What you are asked to do → Repeat all of the material below exactly as written, images excluded.

Dataset entries →
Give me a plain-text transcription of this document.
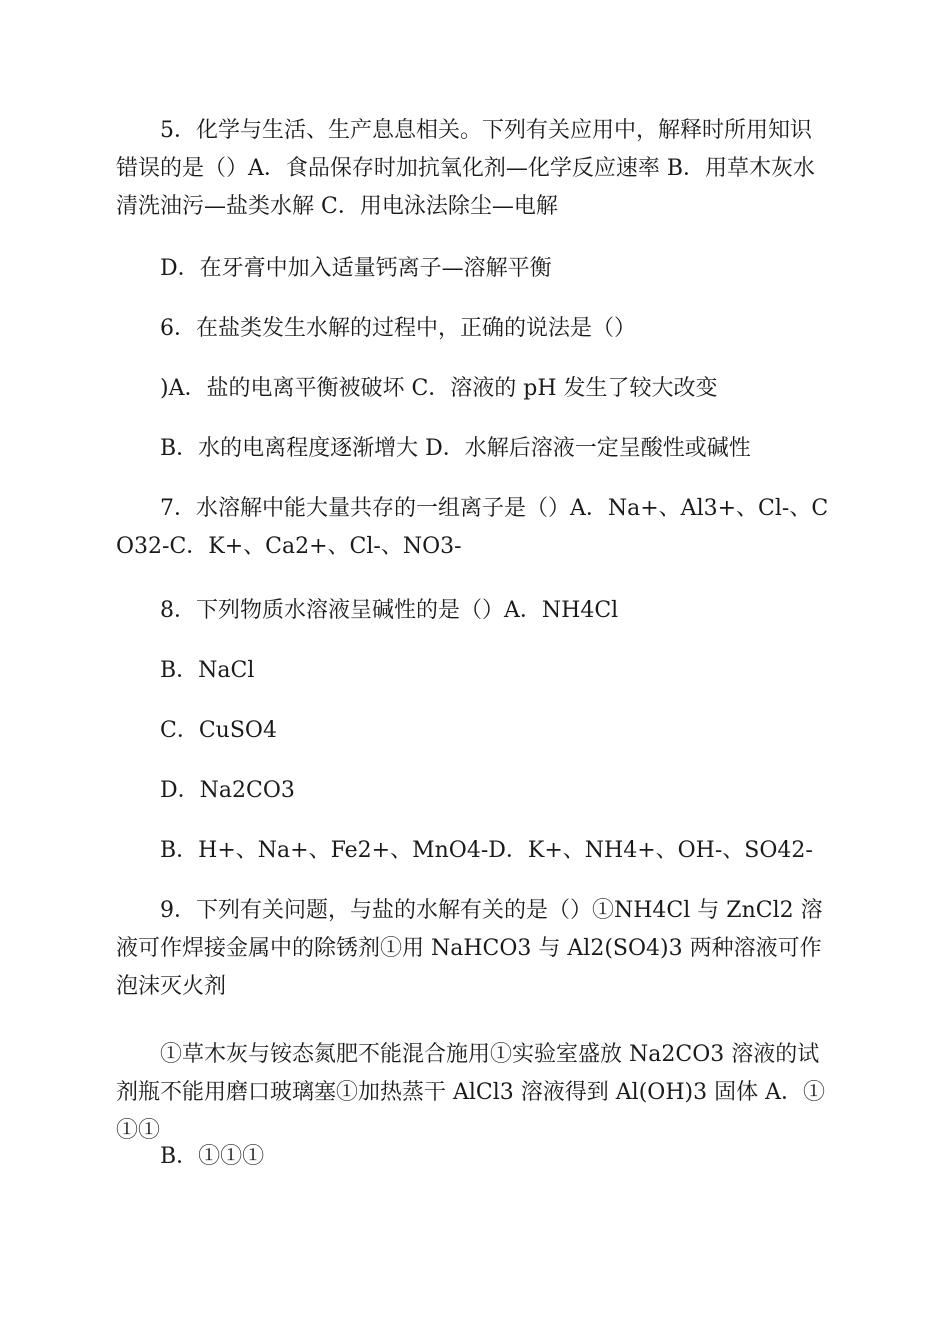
5．化学与生活、生产息息相关。下列有关应用中，解释时所用知识错误的是（）A．食品保存时加抗氧化剂—化学反应速率 B．用草木灰水清洗油污—盐类水解 C．用电泳法除尘—电解
D．在牙膏中加入适量钙离子—溶解平衡
6．在盐类发生水解的过程中，正确的说法是（）
)A．盐的电离平衡被破坏 C．溶液的 pH 发生了较大改变
B．水的电离程度逐渐增大 D．水解后溶液一定呈酸性或碱性
7．水溶解中能大量共存的一组离子是（）A．Na+、Al3+、Cl-、CO32-C．K+、Ca2+、Cl-、NO3-
8．下列物质水溶液呈碱性的是（）A．NH4Cl
B．NaCl
C．CuSO4
D．Na2CO3
B．H+、Na+、Fe2+、MnO4-D．K+、NH4+、OH-、SO42-
9．下列有关问题，与盐的水解有关的是（）①NH4Cl 与 ZnCl2 溶液可作焊接金属中的除锈剂①用 NaHCO3 与 Al2(SO4)3 两种溶液可作泡沫灭火剂
①草木灰与铵态氮肥不能混合施用①实验室盛放 Na2CO3 溶液的试剂瓶不能用磨口玻璃塞①加热蒸干 AlCl3 溶液得到 Al(OH)3 固体 A．①①①
B．①①①
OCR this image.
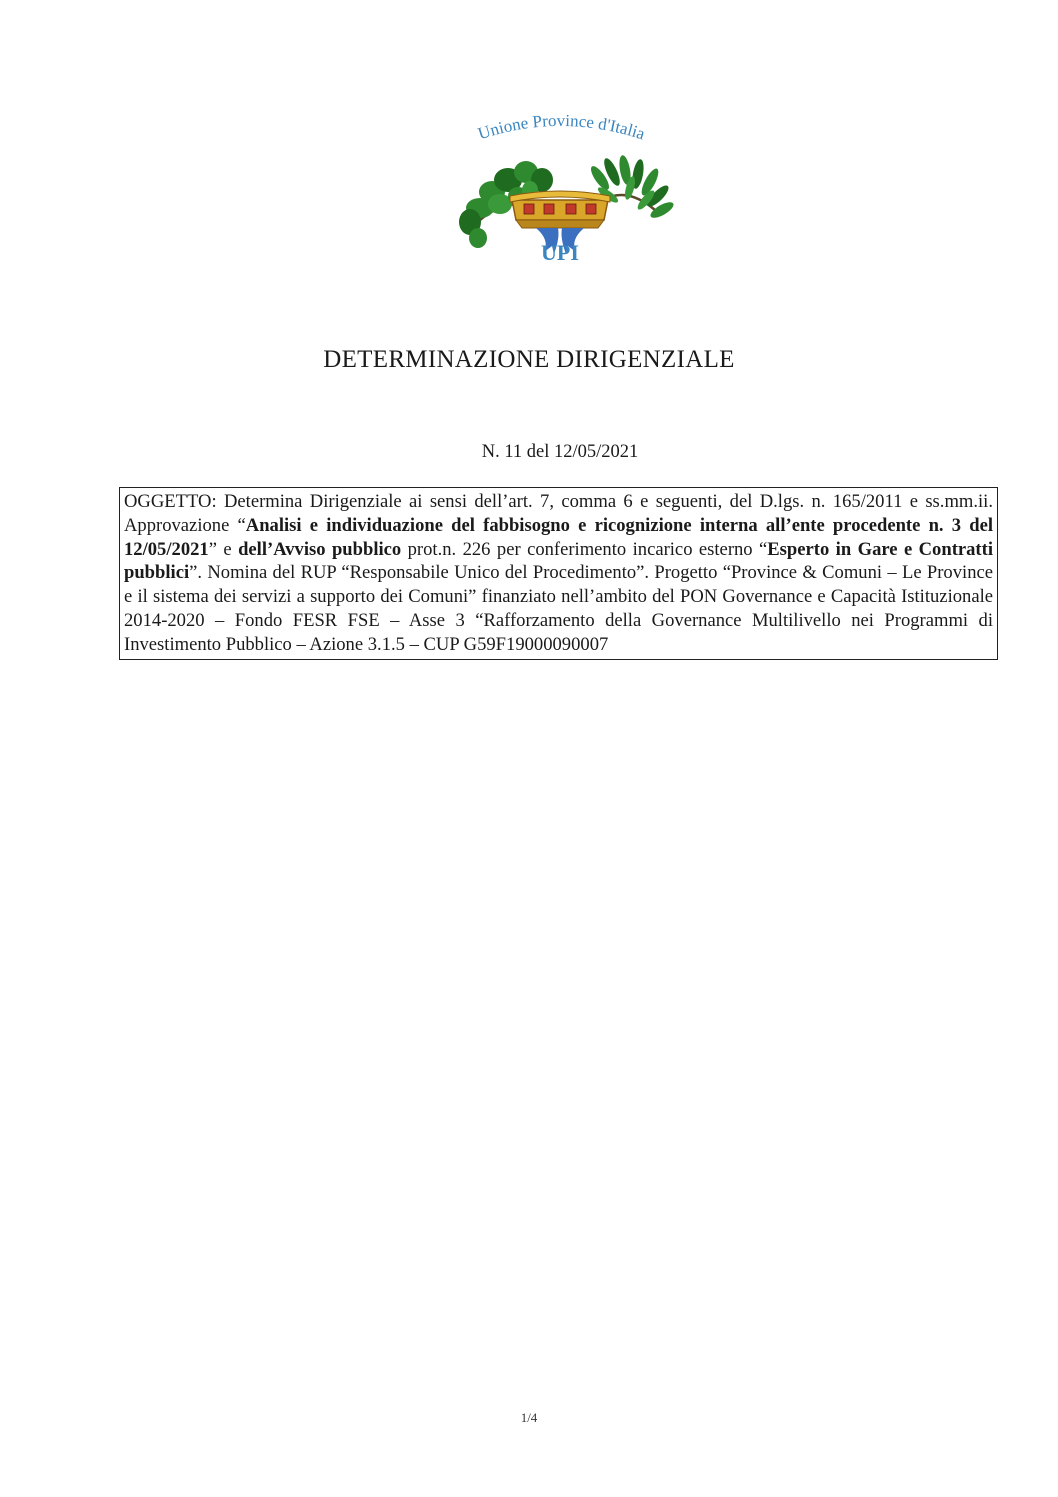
Unione Province d'Italia
UPI
DETERMINAZIONE DIRIGENZIALE
N. 11 del 12/05/2021
OGGETTO: Determina Dirigenziale ai sensi dell’art. 7, comma 6 e seguenti, del D.lgs. n. 165/2011 e ss.mm.ii. Approvazione “Analisi e individuazione del fabbisogno e ricognizione interna all’ente procedente n. 3 del 12/05/2021” e dell’Avviso pubblico prot.n. 226 per conferimento incarico esterno “Esperto in Gare e Contratti pubblici”. Nomina del RUP “Responsabile Unico del Procedimento”. Progetto “Province & Comuni – Le Province e il sistema dei servizi a supporto dei Comuni” finanziato nell’ambito del PON Governance e Capacità Istituzionale 2014-2020 – Fondo FESR FSE – Asse 3 “Rafforzamento della Governance Multilivello nei Programmi di Investimento Pubblico – Azione 3.1.5 – CUP G59F19000090007
1/4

Answer to this task →
Give me a plain-text transcription of this document.
5．化学与生活、生产息息相关。下列有关应用中，解释时所用知识错误的是（）A．食品保存时加抗氧化剂—化学反应速率 B．用草木灰水清洗油污—盐类水解 C．用电泳法除尘—电解
D．在牙膏中加入适量钙离子—溶解平衡
6．在盐类发生水解的过程中，正确的说法是（）
)A．盐的电离平衡被破坏 C．溶液的 pH 发生了较大改变
B．水的电离程度逐渐增大 D．水解后溶液一定呈酸性或碱性
7．水溶解中能大量共存的一组离子是（）A．Na+、Al3+、Cl-、CO32-C．K+、Ca2+、Cl-、NO3-
8．下列物质水溶液呈碱性的是（）A．NH4Cl
B．NaCl
C．CuSO4
D．Na2CO3
B．H+、Na+、Fe2+、MnO4-D．K+、NH4+、OH-、SO42-
9．下列有关问题，与盐的水解有关的是（）①NH4Cl 与 ZnCl2 溶液可作焊接金属中的除锈剂①用 NaHCO3 与 Al2(SO4)3 两种溶液可作泡沫灭火剂
①草木灰与铵态氮肥不能混合施用①实验室盛放 Na2CO3 溶液的试剂瓶不能用磨口玻璃塞①加热蒸干 AlCl3 溶液得到 Al(OH)3 固体 A．①①①
B．①①①
OCR this image.
Unione Province d'Italia
UPI
DETERMINAZIONE DIRIGENZIALE
N. 11 del 12/05/2021
OGGETTO: Determina Dirigenziale ai sensi dell’art. 7, comma 6 e seguenti, del D.lgs. n. 165/2011 e ss.mm.ii. Approvazione “Analisi e individuazione del fabbisogno e ricognizione interna all’ente procedente n. 3 del 12/05/2021” e dell’Avviso pubblico prot.n. 226 per conferimento incarico esterno “Esperto in Gare e Contratti pubblici”. Nomina del RUP “Responsabile Unico del Procedimento”. Progetto “Province & Comuni – Le Province e il sistema dei servizi a supporto dei Comuni” finanziato nell’ambito del PON Governance e Capacità Istituzionale 2014-2020 – Fondo FESR FSE – Asse 3 “Rafforzamento della Governance Multilivello nei Programmi di Investimento Pubblico – Azione 3.1.5 – CUP G59F19000090007
1/4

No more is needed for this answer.